--- Start of Provided entries ---

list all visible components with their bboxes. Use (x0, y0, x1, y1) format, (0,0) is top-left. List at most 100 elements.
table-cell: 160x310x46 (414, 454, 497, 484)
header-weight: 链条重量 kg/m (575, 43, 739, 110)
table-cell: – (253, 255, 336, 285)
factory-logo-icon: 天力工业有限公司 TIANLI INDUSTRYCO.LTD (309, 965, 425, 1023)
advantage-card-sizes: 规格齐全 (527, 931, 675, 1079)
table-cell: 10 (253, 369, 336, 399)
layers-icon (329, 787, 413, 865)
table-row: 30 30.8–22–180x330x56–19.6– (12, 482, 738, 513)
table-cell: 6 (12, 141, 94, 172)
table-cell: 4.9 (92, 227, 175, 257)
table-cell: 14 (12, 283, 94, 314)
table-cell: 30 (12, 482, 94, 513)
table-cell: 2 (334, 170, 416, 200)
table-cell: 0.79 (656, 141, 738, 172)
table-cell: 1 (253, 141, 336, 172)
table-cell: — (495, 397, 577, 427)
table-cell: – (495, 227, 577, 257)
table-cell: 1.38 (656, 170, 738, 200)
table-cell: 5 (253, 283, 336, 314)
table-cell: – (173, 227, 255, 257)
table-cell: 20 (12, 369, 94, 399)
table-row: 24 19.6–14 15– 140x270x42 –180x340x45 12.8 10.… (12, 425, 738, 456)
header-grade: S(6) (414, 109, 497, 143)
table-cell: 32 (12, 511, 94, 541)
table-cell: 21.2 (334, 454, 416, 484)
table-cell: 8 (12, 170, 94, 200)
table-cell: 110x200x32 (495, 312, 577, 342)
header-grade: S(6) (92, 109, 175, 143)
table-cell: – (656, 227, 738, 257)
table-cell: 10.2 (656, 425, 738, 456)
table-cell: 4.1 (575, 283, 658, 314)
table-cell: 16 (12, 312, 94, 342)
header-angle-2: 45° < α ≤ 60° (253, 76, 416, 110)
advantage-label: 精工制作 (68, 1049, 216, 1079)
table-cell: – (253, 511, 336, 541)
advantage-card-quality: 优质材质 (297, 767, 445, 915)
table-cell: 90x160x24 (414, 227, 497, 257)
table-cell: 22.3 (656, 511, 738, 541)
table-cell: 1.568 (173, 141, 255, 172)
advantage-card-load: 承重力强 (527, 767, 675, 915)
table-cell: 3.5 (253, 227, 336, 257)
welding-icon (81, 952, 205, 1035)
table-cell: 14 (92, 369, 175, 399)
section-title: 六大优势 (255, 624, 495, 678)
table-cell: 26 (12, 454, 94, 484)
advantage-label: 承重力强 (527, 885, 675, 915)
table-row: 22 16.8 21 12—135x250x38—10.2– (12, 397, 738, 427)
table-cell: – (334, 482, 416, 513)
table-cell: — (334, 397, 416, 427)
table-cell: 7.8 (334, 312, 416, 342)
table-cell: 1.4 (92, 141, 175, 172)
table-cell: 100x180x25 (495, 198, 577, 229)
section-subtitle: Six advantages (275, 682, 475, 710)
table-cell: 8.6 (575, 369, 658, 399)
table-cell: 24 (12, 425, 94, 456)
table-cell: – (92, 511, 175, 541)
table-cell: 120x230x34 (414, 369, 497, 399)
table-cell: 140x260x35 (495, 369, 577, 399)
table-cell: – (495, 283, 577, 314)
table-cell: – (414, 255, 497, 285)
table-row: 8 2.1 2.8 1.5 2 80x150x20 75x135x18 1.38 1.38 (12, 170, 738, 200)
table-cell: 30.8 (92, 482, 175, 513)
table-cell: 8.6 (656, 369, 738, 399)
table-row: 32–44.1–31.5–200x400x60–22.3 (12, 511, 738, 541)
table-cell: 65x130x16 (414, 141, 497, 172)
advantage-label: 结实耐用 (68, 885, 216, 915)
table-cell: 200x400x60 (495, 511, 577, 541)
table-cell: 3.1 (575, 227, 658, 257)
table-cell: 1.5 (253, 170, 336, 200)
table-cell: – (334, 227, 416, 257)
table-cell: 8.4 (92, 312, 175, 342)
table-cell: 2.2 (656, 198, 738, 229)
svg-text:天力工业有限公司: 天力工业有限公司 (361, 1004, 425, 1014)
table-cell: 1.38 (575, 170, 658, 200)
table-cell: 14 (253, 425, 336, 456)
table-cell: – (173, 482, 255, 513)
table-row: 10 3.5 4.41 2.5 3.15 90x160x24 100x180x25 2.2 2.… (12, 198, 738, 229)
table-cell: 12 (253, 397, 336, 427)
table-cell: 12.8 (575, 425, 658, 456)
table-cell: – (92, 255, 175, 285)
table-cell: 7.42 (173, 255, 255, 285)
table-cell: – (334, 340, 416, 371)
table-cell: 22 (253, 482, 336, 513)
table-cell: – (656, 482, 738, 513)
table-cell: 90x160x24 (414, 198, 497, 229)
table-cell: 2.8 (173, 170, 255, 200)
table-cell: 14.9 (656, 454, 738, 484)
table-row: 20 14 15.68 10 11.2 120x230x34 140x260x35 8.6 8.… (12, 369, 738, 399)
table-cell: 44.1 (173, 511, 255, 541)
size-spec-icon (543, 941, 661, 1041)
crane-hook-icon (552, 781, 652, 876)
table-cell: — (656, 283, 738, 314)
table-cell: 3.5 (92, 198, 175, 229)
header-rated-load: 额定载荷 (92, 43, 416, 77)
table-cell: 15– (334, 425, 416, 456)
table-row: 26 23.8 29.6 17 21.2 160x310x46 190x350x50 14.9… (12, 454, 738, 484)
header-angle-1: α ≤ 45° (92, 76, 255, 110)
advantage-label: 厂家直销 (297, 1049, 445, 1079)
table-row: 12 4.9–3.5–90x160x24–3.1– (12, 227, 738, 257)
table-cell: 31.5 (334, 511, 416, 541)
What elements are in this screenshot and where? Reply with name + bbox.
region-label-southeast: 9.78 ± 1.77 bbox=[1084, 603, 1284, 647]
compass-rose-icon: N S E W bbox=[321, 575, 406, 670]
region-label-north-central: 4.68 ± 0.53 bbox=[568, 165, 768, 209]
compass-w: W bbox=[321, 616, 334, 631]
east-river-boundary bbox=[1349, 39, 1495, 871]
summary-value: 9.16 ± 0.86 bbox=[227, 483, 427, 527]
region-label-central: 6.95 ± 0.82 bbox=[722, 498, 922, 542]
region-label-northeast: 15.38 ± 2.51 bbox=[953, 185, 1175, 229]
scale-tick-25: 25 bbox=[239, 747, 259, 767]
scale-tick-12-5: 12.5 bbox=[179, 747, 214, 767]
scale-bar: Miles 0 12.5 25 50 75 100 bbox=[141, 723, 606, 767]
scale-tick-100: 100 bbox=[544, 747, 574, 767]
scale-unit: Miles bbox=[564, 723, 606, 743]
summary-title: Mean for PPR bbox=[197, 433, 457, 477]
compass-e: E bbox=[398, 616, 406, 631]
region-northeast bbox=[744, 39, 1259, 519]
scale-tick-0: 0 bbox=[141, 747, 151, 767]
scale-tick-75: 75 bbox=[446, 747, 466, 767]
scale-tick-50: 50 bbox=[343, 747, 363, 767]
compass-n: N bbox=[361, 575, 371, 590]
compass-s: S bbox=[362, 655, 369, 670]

--- End of Provided entries ---

Exercise requirements ▸ Copy out all of the records again, switching "bboxes" to "bounding boxes" and leaving everything else unchanged.

The answer ▸
list all visible components with their bounding boxes. Use (x0, y0, x1, y1) format, (0,0) is top-left. List at most 100 elements.
table-cell: 160x310x46 (414, 454, 497, 484)
header-weight: 链条重量 kg/m (575, 43, 739, 110)
table-cell: – (253, 255, 336, 285)
factory-logo-icon: 天力工业有限公司 TIANLI INDUSTRYCO.LTD (309, 965, 425, 1023)
advantage-card-sizes: 规格齐全 (527, 931, 675, 1079)
table-cell: 10 (253, 369, 336, 399)
layers-icon (329, 787, 413, 865)
table-row: 30 30.8–22–180x330x56–19.6– (12, 482, 738, 513)
table-cell: 6 (12, 141, 94, 172)
table-cell: 4.9 (92, 227, 175, 257)
table-cell: 14 (12, 283, 94, 314)
table-cell: 30 (12, 482, 94, 513)
table-cell: 2 (334, 170, 416, 200)
table-cell: 0.79 (656, 141, 738, 172)
table-cell: 1 (253, 141, 336, 172)
table-cell: — (495, 397, 577, 427)
table-cell: – (495, 227, 577, 257)
table-cell: 1.38 (656, 170, 738, 200)
table-cell: 5 (253, 283, 336, 314)
table-cell: – (173, 227, 255, 257)
table-cell: 20 (12, 369, 94, 399)
table-row: 24 19.6–14 15– 140x270x42 –180x340x45 12.8 10.… (12, 425, 738, 456)
header-grade: S(6) (414, 109, 497, 143)
table-cell: 32 (12, 511, 94, 541)
table-cell: 21.2 (334, 454, 416, 484)
table-cell: 8 (12, 170, 94, 200)
table-cell: 110x200x32 (495, 312, 577, 342)
header-grade: S(6) (92, 109, 175, 143)
table-cell: – (656, 227, 738, 257)
table-cell: 10.2 (656, 425, 738, 456)
table-cell: 4.1 (575, 283, 658, 314)
table-cell: 16 (12, 312, 94, 342)
header-angle-2: 45° < α ≤ 60° (253, 76, 416, 110)
advantage-label: 精工制作 (68, 1049, 216, 1079)
table-cell: – (253, 511, 336, 541)
advantage-card-quality: 优质材质 (297, 767, 445, 915)
table-cell: 90x160x24 (414, 227, 497, 257)
table-cell: 22.3 (656, 511, 738, 541)
table-cell: 1.568 (173, 141, 255, 172)
advantage-card-load: 承重力强 (527, 767, 675, 915)
table-cell: 3.5 (253, 227, 336, 257)
welding-icon (81, 952, 205, 1035)
table-cell: 14 (92, 369, 175, 399)
section-title: 六大优势 (255, 624, 495, 678)
table-cell: 26 (12, 454, 94, 484)
advantage-label: 承重力强 (527, 885, 675, 915)
table-row: 22 16.8 21 12—135x250x38—10.2– (12, 397, 738, 427)
table-cell: – (334, 482, 416, 513)
table-cell: — (334, 397, 416, 427)
table-cell: 7.8 (334, 312, 416, 342)
table-cell: 1.4 (92, 141, 175, 172)
table-cell: 100x180x25 (495, 198, 577, 229)
section-subtitle: Six advantages (275, 682, 475, 710)
table-cell: 8.6 (575, 369, 658, 399)
table-cell: 24 (12, 425, 94, 456)
table-cell: – (92, 511, 175, 541)
table-cell: 120x230x34 (414, 369, 497, 399)
table-cell: 140x260x35 (495, 369, 577, 399)
table-cell: – (495, 283, 577, 314)
table-cell: – (414, 255, 497, 285)
table-row: 8 2.1 2.8 1.5 2 80x150x20 75x135x18 1.38 1.38 (12, 170, 738, 200)
table-cell: 30.8 (92, 482, 175, 513)
table-cell: 8.6 (656, 369, 738, 399)
table-row: 32–44.1–31.5–200x400x60–22.3 (12, 511, 738, 541)
table-cell: 65x130x16 (414, 141, 497, 172)
advantage-label: 结实耐用 (68, 885, 216, 915)
table-cell: 200x400x60 (495, 511, 577, 541)
table-cell: 3.1 (575, 227, 658, 257)
table-cell: 1.5 (253, 170, 336, 200)
table-cell: – (334, 227, 416, 257)
table-cell: 8.4 (92, 312, 175, 342)
table-cell: 2.2 (656, 198, 738, 229)
svg-text:天力工业有限公司: 天力工业有限公司 (361, 1004, 425, 1014)
table-cell: 1.38 (575, 170, 658, 200)
table-cell: 14 (253, 425, 336, 456)
table-cell: – (173, 482, 255, 513)
table-row: 10 3.5 4.41 2.5 3.15 90x160x24 100x180x25 2.2 2.… (12, 198, 738, 229)
table-cell: 12 (253, 397, 336, 427)
table-cell: 12.8 (575, 425, 658, 456)
table-cell: – (92, 255, 175, 285)
table-cell: 7.42 (173, 255, 255, 285)
table-cell: – (334, 340, 416, 371)
table-cell: 22 (253, 482, 336, 513)
table-cell: – (656, 482, 738, 513)
table-cell: 90x160x24 (414, 198, 497, 229)
table-cell: 2.8 (173, 170, 255, 200)
table-cell: 14.9 (656, 454, 738, 484)
table-row: 20 14 15.68 10 11.2 120x230x34 140x260x35 8.6 8.… (12, 369, 738, 399)
table-cell: 44.1 (173, 511, 255, 541)
size-spec-icon (543, 941, 661, 1041)
crane-hook-icon (552, 781, 652, 876)
table-cell: — (656, 283, 738, 314)
table-cell: 3.5 (92, 198, 175, 229)
header-rated-load: 额定载荷 (92, 43, 416, 77)
table-cell: 15– (334, 425, 416, 456)
table-row: 26 23.8 29.6 17 21.2 160x310x46 190x350x50 14.9… (12, 454, 738, 484)
header-angle-1: α ≤ 45° (92, 76, 255, 110)
advantage-label: 厂家直销 (297, 1049, 445, 1079)
table-row: 12 4.9–3.5–90x160x24–3.1– (12, 227, 738, 257)
table-cell: 31.5 (334, 511, 416, 541)
What elements are in this screenshot and where? Reply with name + bbox.
region-label-southeast: 9.78 ± 1.77 bbox=[1084, 603, 1284, 647]
compass-rose-icon: N S E W bbox=[321, 575, 406, 670]
region-label-north-central: 4.68 ± 0.53 bbox=[568, 165, 768, 209]
compass-w: W bbox=[321, 616, 334, 631]
east-river-boundary bbox=[1349, 39, 1495, 871]
summary-value: 9.16 ± 0.86 bbox=[227, 483, 427, 527]
region-label-central: 6.95 ± 0.82 bbox=[722, 498, 922, 542]
region-label-northeast: 15.38 ± 2.51 bbox=[953, 185, 1175, 229]
scale-tick-25: 25 bbox=[239, 747, 259, 767]
scale-tick-12-5: 12.5 bbox=[179, 747, 214, 767]
scale-bar: Miles 0 12.5 25 50 75 100 bbox=[141, 723, 606, 767]
scale-tick-100: 100 bbox=[544, 747, 574, 767]
scale-unit: Miles bbox=[564, 723, 606, 743]
summary-title: Mean for PPR bbox=[197, 433, 457, 477]
compass-e: E bbox=[398, 616, 406, 631]
region-northeast bbox=[744, 39, 1259, 519]
scale-tick-0: 0 bbox=[141, 747, 151, 767]
scale-tick-75: 75 bbox=[446, 747, 466, 767]
scale-tick-50: 50 bbox=[343, 747, 363, 767]
compass-n: N bbox=[361, 575, 371, 590]
compass-s: S bbox=[362, 655, 369, 670]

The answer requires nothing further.